* WHAT THIS TASK INVOLVES
Identify all lines below that hold "Addresses" and collect them.

* RECORDS FOR THIS EXERCISE
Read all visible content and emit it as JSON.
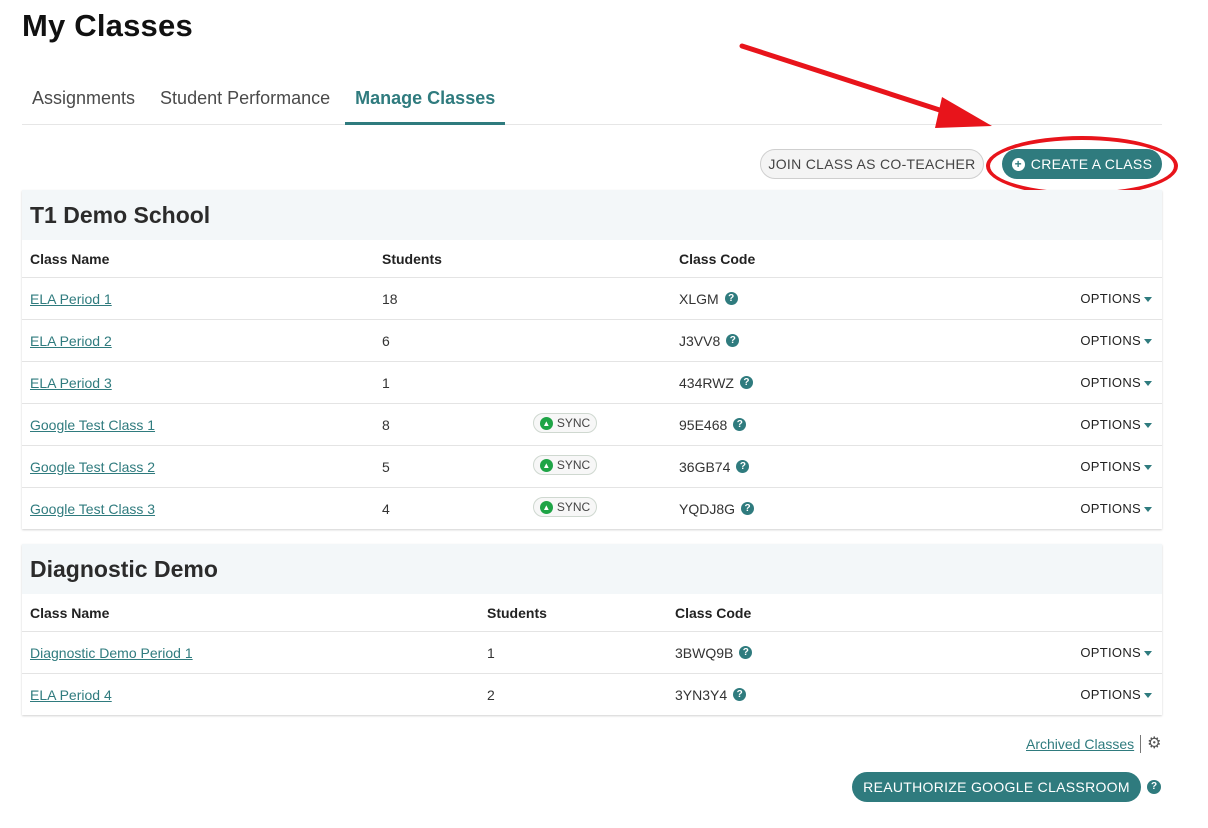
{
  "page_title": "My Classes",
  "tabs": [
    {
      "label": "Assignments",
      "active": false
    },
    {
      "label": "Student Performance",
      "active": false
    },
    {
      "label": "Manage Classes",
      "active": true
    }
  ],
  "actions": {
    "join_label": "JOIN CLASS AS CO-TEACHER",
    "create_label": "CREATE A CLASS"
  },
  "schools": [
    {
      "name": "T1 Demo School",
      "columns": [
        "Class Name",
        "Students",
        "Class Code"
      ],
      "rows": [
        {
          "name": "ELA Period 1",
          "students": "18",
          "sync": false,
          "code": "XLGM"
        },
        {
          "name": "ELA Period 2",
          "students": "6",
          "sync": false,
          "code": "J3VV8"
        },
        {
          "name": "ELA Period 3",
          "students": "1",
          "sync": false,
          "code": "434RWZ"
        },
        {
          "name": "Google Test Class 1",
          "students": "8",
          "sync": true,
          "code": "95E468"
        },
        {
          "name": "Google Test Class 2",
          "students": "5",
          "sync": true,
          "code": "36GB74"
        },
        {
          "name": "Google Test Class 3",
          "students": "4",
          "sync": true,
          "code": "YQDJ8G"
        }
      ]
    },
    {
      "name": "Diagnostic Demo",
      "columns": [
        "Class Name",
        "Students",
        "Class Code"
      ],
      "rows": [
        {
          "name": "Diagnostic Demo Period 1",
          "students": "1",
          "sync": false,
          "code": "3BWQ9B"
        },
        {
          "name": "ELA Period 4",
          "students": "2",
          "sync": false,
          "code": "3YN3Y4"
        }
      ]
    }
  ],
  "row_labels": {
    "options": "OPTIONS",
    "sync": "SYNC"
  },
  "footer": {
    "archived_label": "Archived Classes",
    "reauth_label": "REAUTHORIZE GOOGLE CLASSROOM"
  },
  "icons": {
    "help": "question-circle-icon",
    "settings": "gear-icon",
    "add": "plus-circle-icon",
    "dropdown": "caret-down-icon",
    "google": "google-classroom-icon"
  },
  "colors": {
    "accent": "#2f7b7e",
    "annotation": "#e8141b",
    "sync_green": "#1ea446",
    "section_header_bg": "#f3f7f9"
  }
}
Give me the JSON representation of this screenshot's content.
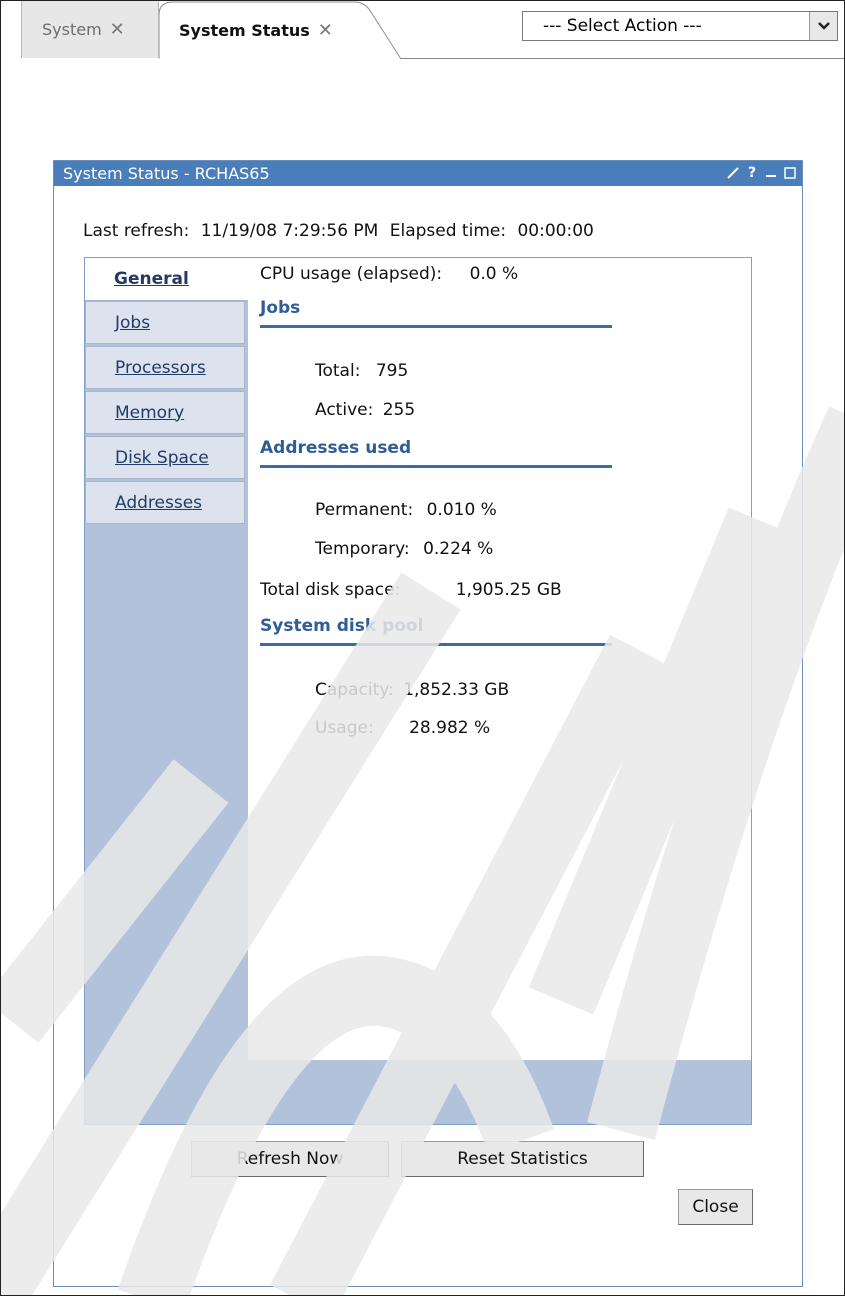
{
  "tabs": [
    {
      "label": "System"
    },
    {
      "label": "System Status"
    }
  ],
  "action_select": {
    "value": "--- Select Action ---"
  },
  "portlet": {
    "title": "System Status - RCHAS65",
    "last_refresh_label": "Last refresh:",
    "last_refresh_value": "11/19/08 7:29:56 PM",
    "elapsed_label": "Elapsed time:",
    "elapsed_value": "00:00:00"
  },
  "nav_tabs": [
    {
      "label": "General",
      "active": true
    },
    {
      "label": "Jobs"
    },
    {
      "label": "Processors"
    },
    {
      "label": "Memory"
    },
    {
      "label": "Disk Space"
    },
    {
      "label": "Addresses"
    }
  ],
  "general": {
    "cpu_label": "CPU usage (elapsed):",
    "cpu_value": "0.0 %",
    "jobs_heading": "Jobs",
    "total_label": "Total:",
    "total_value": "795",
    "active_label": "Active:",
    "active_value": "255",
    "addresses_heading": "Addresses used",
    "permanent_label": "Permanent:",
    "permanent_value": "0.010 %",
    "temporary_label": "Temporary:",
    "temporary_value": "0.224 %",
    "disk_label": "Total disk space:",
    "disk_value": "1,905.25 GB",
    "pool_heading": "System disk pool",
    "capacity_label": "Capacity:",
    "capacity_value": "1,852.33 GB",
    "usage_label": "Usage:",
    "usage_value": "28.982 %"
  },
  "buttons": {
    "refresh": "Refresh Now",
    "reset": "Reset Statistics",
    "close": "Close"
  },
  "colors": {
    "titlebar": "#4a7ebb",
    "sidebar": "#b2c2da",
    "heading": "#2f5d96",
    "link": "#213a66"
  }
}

* OUTPUT
      "label": "Addresses"
    "addresses_heading": "Addresses used",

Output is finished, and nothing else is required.